Your task is to transcribe all of the data below exactly, omitting the images.
-- Begin Supplied information --
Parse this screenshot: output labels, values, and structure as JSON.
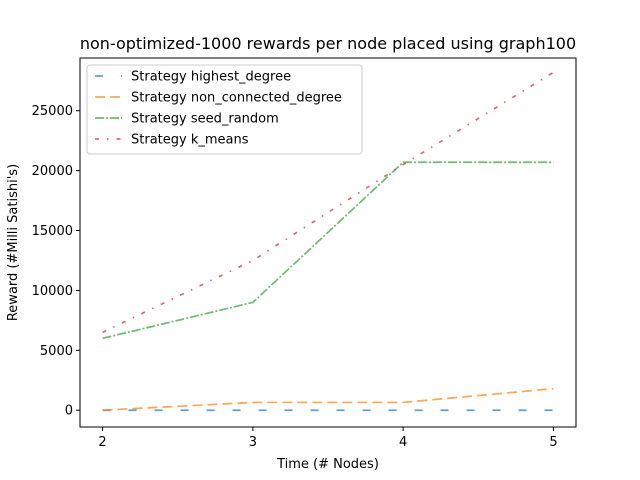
{
  "chart_data": {
    "type": "line",
    "title": "non-optimized-1000 rewards per node placed using graph100",
    "xlabel": "Time (# Nodes)",
    "ylabel": "Reward (#Milli Satishi's)",
    "x": [
      2,
      3,
      4,
      5
    ],
    "xlim": [
      1.85,
      5.15
    ],
    "ylim": [
      -1400,
      29400
    ],
    "xticks": [
      2,
      3,
      4,
      5
    ],
    "yticks": [
      0,
      5000,
      10000,
      15000,
      20000,
      25000
    ],
    "grid": false,
    "legend_position": "top-left",
    "series": [
      {
        "name": "Strategy highest_degree",
        "values": [
          0,
          0,
          0,
          0
        ],
        "color": "#1f77b4",
        "dash": "dashed-sparse"
      },
      {
        "name": "Strategy non_connected_degree",
        "values": [
          0,
          650,
          650,
          1800
        ],
        "color": "#ff7f0e",
        "dash": "dashed"
      },
      {
        "name": "Strategy seed_random",
        "values": [
          6000,
          9000,
          20700,
          20700
        ],
        "color": "#2ca02c",
        "dash": "dashdot"
      },
      {
        "name": "Strategy k_means",
        "values": [
          6500,
          12500,
          20500,
          28200
        ],
        "color": "#d62728",
        "dash": "dotdash-sparse"
      }
    ]
  }
}
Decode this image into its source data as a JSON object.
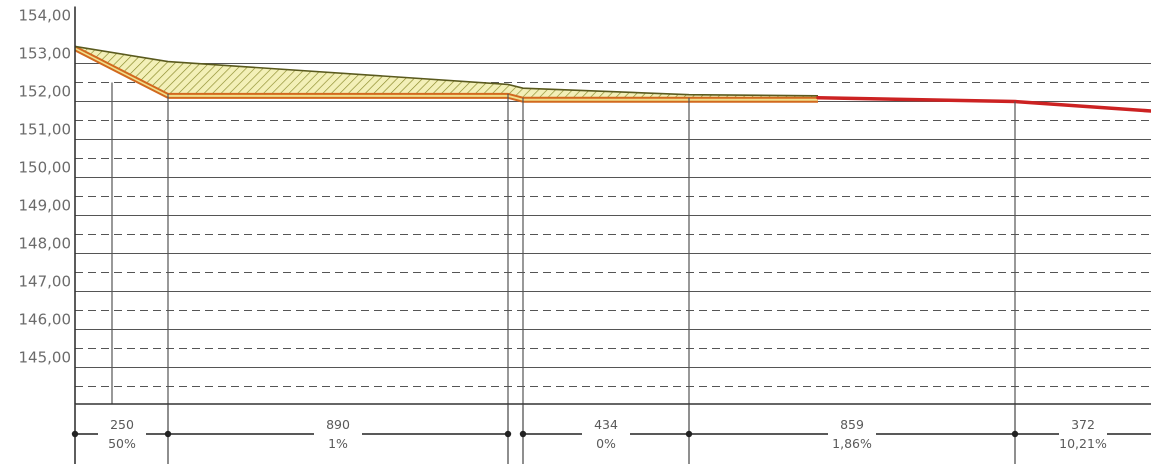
{
  "chart_data": {
    "type": "line",
    "title": "",
    "xlabel": "",
    "ylabel": "",
    "ylim": [
      144.0,
      154.6
    ],
    "y_ticks": [
      "145,00",
      "146,00",
      "147,00",
      "148,00",
      "149,00",
      "150,00",
      "151,00",
      "152,00",
      "153,00",
      "154,00"
    ],
    "y_tick_values": [
      145,
      146,
      147,
      148,
      149,
      150,
      151,
      152,
      153,
      154
    ],
    "grid": true,
    "x": [
      0,
      250,
      1140,
      1574,
      2433,
      2805
    ],
    "series": [
      {
        "values": [
          153.45,
          153.05,
          152.45,
          152.35,
          152.18,
          152.15
        ]
      },
      {
        "values": [
          153.45,
          152.2,
          152.2,
          152.1,
          152.1,
          152.0
        ]
      }
    ],
    "segments": [
      {
        "length": "250",
        "slope": "50%"
      },
      {
        "length": "890",
        "slope": "1%"
      },
      {
        "length": "434",
        "slope": "0%"
      },
      {
        "length": "859",
        "slope": "1,86%"
      },
      {
        "length": "372",
        "slope": "10,21%"
      }
    ],
    "colors": {
      "grid": "#555555",
      "terrain_line": "#5a5a1e",
      "profile_line": "#d2691e",
      "profile_fill": "#f0e08c",
      "hatch_fill": "#f3f0b8",
      "trend_line": "#cc2222",
      "text": "#6b6b6b"
    }
  }
}
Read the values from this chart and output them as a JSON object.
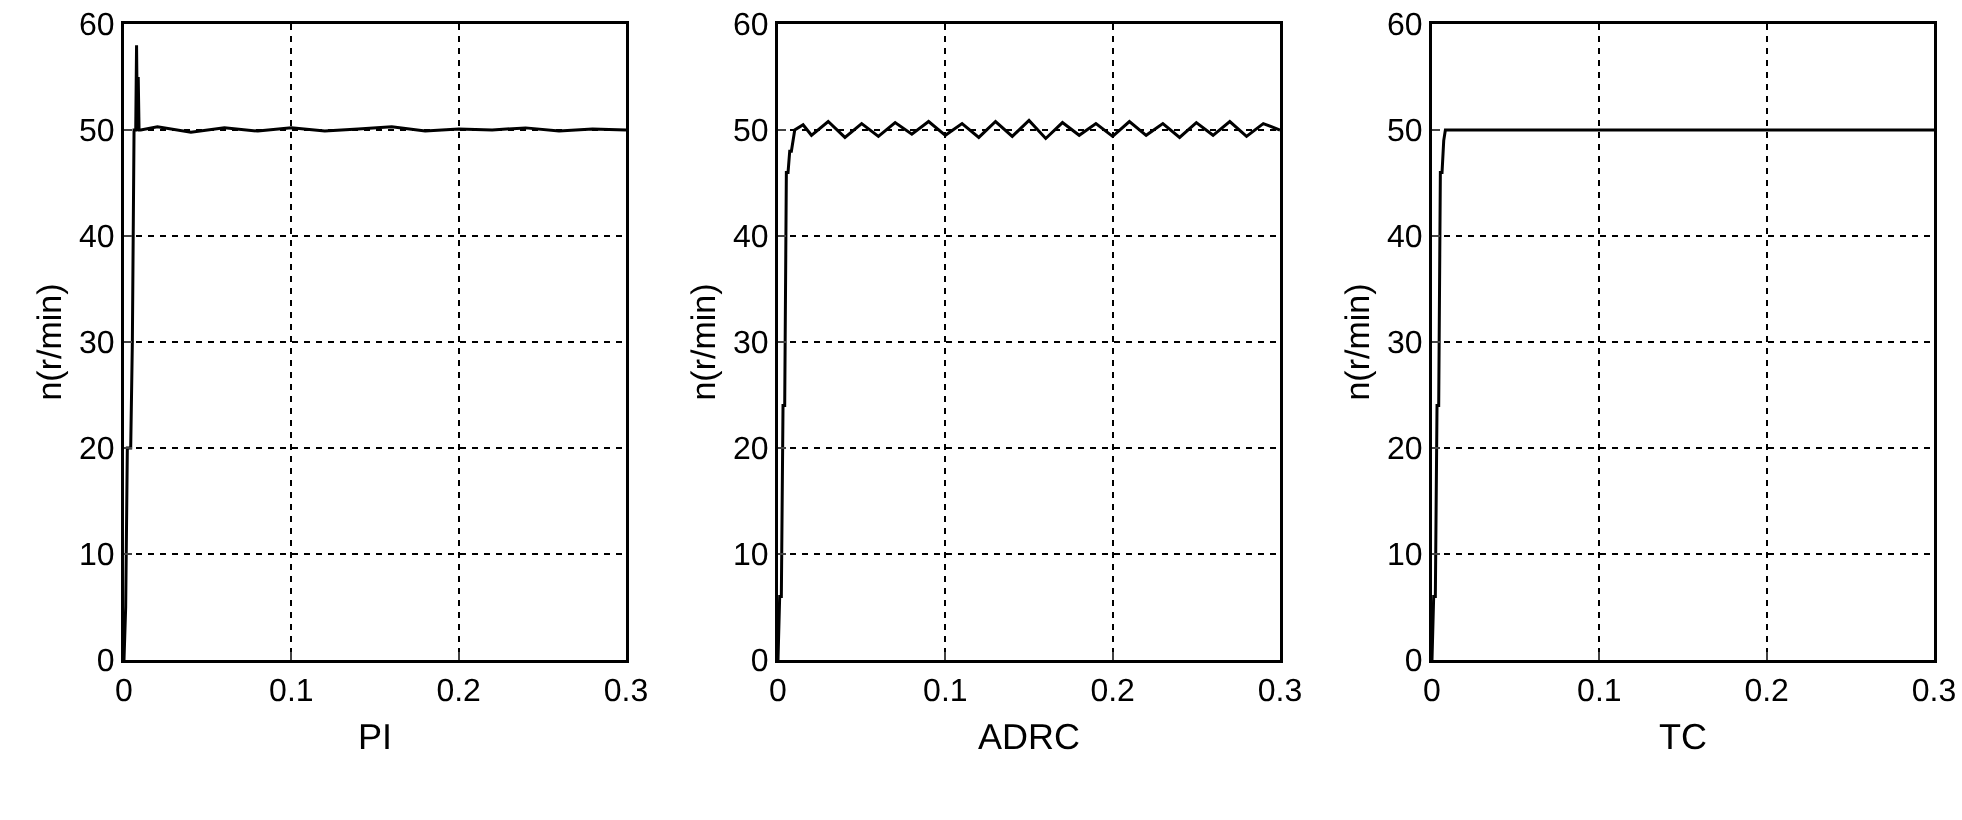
{
  "chart_data": [
    {
      "type": "line",
      "xlabel": "PI",
      "ylabel": "n(r/min)",
      "xlim": [
        0,
        0.3
      ],
      "ylim": [
        0,
        60
      ],
      "xticks": [
        0,
        0.1,
        0.2,
        0.3
      ],
      "yticks": [
        0,
        10,
        20,
        30,
        40,
        50,
        60
      ],
      "grid": true,
      "series": [
        {
          "color": "#000000",
          "x": [
            0,
            0.001,
            0.002,
            0.003,
            0.004,
            0.005,
            0.006,
            0.007,
            0.0075,
            0.008,
            0.0085,
            0.009,
            0.01,
            0.02,
            0.04,
            0.06,
            0.08,
            0.1,
            0.12,
            0.14,
            0.16,
            0.18,
            0.2,
            0.22,
            0.24,
            0.26,
            0.28,
            0.3
          ],
          "values": [
            0,
            5,
            20,
            20,
            20,
            30,
            50,
            50,
            58,
            50,
            55,
            50,
            50,
            50.3,
            49.8,
            50.2,
            49.9,
            50.2,
            49.9,
            50.1,
            50.3,
            49.9,
            50.1,
            50,
            50.2,
            49.9,
            50.1,
            50
          ]
        }
      ]
    },
    {
      "type": "line",
      "xlabel": "ADRC",
      "ylabel": "n(r/min)",
      "xlim": [
        0,
        0.3
      ],
      "ylim": [
        0,
        60
      ],
      "xticks": [
        0,
        0.1,
        0.2,
        0.3
      ],
      "yticks": [
        0,
        10,
        20,
        30,
        40,
        50,
        60
      ],
      "grid": true,
      "series": [
        {
          "color": "#000000",
          "x": [
            0,
            0.001,
            0.002,
            0.003,
            0.004,
            0.005,
            0.006,
            0.007,
            0.008,
            0.01,
            0.015,
            0.02,
            0.03,
            0.04,
            0.05,
            0.06,
            0.07,
            0.08,
            0.09,
            0.1,
            0.11,
            0.12,
            0.13,
            0.14,
            0.15,
            0.16,
            0.17,
            0.18,
            0.19,
            0.2,
            0.21,
            0.22,
            0.23,
            0.24,
            0.25,
            0.26,
            0.27,
            0.28,
            0.29,
            0.3
          ],
          "values": [
            0,
            6,
            6,
            24,
            24,
            46,
            46,
            48,
            48,
            50,
            50.5,
            49.5,
            50.8,
            49.3,
            50.6,
            49.4,
            50.7,
            49.6,
            50.8,
            49.5,
            50.6,
            49.3,
            50.8,
            49.4,
            50.9,
            49.2,
            50.7,
            49.5,
            50.6,
            49.4,
            50.8,
            49.5,
            50.6,
            49.3,
            50.7,
            49.5,
            50.8,
            49.4,
            50.6,
            50
          ]
        }
      ]
    },
    {
      "type": "line",
      "xlabel": "TC",
      "ylabel": "n(r/min)",
      "xlim": [
        0,
        0.3
      ],
      "ylim": [
        0,
        60
      ],
      "xticks": [
        0,
        0.1,
        0.2,
        0.3
      ],
      "yticks": [
        0,
        10,
        20,
        30,
        40,
        50,
        60
      ],
      "grid": true,
      "series": [
        {
          "color": "#000000",
          "x": [
            0,
            0.001,
            0.002,
            0.003,
            0.004,
            0.005,
            0.006,
            0.007,
            0.008,
            0.01,
            0.05,
            0.1,
            0.15,
            0.2,
            0.25,
            0.3
          ],
          "values": [
            0,
            6,
            6,
            24,
            24,
            46,
            46,
            49,
            50,
            50,
            50,
            50,
            50,
            50,
            50,
            50
          ]
        }
      ]
    }
  ]
}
-- End Supplied information --
# Response to the task
Parse this screenshot: output labels, values, and structure as JSON.
{
  "chart_data": {
    "type": "line",
    "title": "non-optimized-1000 rewards per node placed using graph100",
    "xlabel": "Time (# Nodes)",
    "ylabel": "Reward (#Milli Satishi's)",
    "x": [
      2,
      3,
      4,
      5
    ],
    "xlim": [
      1.85,
      5.15
    ],
    "ylim": [
      -1400,
      29400
    ],
    "xticks": [
      2,
      3,
      4,
      5
    ],
    "yticks": [
      0,
      5000,
      10000,
      15000,
      20000,
      25000
    ],
    "grid": false,
    "legend_position": "top-left",
    "series": [
      {
        "name": "Strategy highest_degree",
        "values": [
          0,
          0,
          0,
          0
        ],
        "color": "#1f77b4",
        "dash": "dashed-sparse"
      },
      {
        "name": "Strategy non_connected_degree",
        "values": [
          0,
          650,
          650,
          1800
        ],
        "color": "#ff7f0e",
        "dash": "dashed"
      },
      {
        "name": "Strategy seed_random",
        "values": [
          6000,
          9000,
          20700,
          20700
        ],
        "color": "#2ca02c",
        "dash": "dashdot"
      },
      {
        "name": "Strategy k_means",
        "values": [
          6500,
          12500,
          20500,
          28200
        ],
        "color": "#d62728",
        "dash": "dotdash-sparse"
      }
    ]
  }
}
Decode this image into its source data as a JSON object.
{
  "chart_data": {
    "type": "line",
    "title": "",
    "xlabel": "",
    "ylabel": "",
    "ylim": [
      144.0,
      154.6
    ],
    "y_ticks": [
      "145,00",
      "146,00",
      "147,00",
      "148,00",
      "149,00",
      "150,00",
      "151,00",
      "152,00",
      "153,00",
      "154,00"
    ],
    "y_tick_values": [
      145,
      146,
      147,
      148,
      149,
      150,
      151,
      152,
      153,
      154
    ],
    "grid": true,
    "x": [
      0,
      250,
      1140,
      1574,
      2433,
      2805
    ],
    "series": [
      {
        "values": [
          153.45,
          153.05,
          152.45,
          152.35,
          152.18,
          152.15
        ]
      },
      {
        "values": [
          153.45,
          152.2,
          152.2,
          152.1,
          152.1,
          152.0
        ]
      }
    ],
    "segments": [
      {
        "length": "250",
        "slope": "50%"
      },
      {
        "length": "890",
        "slope": "1%"
      },
      {
        "length": "434",
        "slope": "0%"
      },
      {
        "length": "859",
        "slope": "1,86%"
      },
      {
        "length": "372",
        "slope": "10,21%"
      }
    ],
    "colors": {
      "grid": "#555555",
      "terrain_line": "#5a5a1e",
      "profile_line": "#d2691e",
      "profile_fill": "#f0e08c",
      "hatch_fill": "#f3f0b8",
      "trend_line": "#cc2222",
      "text": "#6b6b6b"
    }
  }
}
Read the values from this chart and output them as a JSON object.
{
  "chart_data": [
    {
      "type": "line",
      "xlabel": "PI",
      "ylabel": "n(r/min)",
      "xlim": [
        0,
        0.3
      ],
      "ylim": [
        0,
        60
      ],
      "xticks": [
        0,
        0.1,
        0.2,
        0.3
      ],
      "yticks": [
        0,
        10,
        20,
        30,
        40,
        50,
        60
      ],
      "grid": true,
      "series": [
        {
          "color": "#000000",
          "x": [
            0,
            0.001,
            0.002,
            0.003,
            0.004,
            0.005,
            0.006,
            0.007,
            0.0075,
            0.008,
            0.0085,
            0.009,
            0.01,
            0.02,
            0.04,
            0.06,
            0.08,
            0.1,
            0.12,
            0.14,
            0.16,
            0.18,
            0.2,
            0.22,
            0.24,
            0.26,
            0.28,
            0.3
          ],
          "values": [
            0,
            5,
            20,
            20,
            20,
            30,
            50,
            50,
            58,
            50,
            55,
            50,
            50,
            50.3,
            49.8,
            50.2,
            49.9,
            50.2,
            49.9,
            50.1,
            50.3,
            49.9,
            50.1,
            50,
            50.2,
            49.9,
            50.1,
            50
          ]
        }
      ]
    },
    {
      "type": "line",
      "xlabel": "ADRC",
      "ylabel": "n(r/min)",
      "xlim": [
        0,
        0.3
      ],
      "ylim": [
        0,
        60
      ],
      "xticks": [
        0,
        0.1,
        0.2,
        0.3
      ],
      "yticks": [
        0,
        10,
        20,
        30,
        40,
        50,
        60
      ],
      "grid": true,
      "series": [
        {
          "color": "#000000",
          "x": [
            0,
            0.001,
            0.002,
            0.003,
            0.004,
            0.005,
            0.006,
            0.007,
            0.008,
            0.01,
            0.015,
            0.02,
            0.03,
            0.04,
            0.05,
            0.06,
            0.07,
            0.08,
            0.09,
            0.1,
            0.11,
            0.12,
            0.13,
            0.14,
            0.15,
            0.16,
            0.17,
            0.18,
            0.19,
            0.2,
            0.21,
            0.22,
            0.23,
            0.24,
            0.25,
            0.26,
            0.27,
            0.28,
            0.29,
            0.3
          ],
          "values": [
            0,
            6,
            6,
            24,
            24,
            46,
            46,
            48,
            48,
            50,
            50.5,
            49.5,
            50.8,
            49.3,
            50.6,
            49.4,
            50.7,
            49.6,
            50.8,
            49.5,
            50.6,
            49.3,
            50.8,
            49.4,
            50.9,
            49.2,
            50.7,
            49.5,
            50.6,
            49.4,
            50.8,
            49.5,
            50.6,
            49.3,
            50.7,
            49.5,
            50.8,
            49.4,
            50.6,
            50
          ]
        }
      ]
    },
    {
      "type": "line",
      "xlabel": "TC",
      "ylabel": "n(r/min)",
      "xlim": [
        0,
        0.3
      ],
      "ylim": [
        0,
        60
      ],
      "xticks": [
        0,
        0.1,
        0.2,
        0.3
      ],
      "yticks": [
        0,
        10,
        20,
        30,
        40,
        50,
        60
      ],
      "grid": true,
      "series": [
        {
          "color": "#000000",
          "x": [
            0,
            0.001,
            0.002,
            0.003,
            0.004,
            0.005,
            0.006,
            0.007,
            0.008,
            0.01,
            0.05,
            0.1,
            0.15,
            0.2,
            0.25,
            0.3
          ],
          "values": [
            0,
            6,
            6,
            24,
            24,
            46,
            46,
            49,
            50,
            50,
            50,
            50,
            50,
            50,
            50,
            50
          ]
        }
      ]
    }
  ]
}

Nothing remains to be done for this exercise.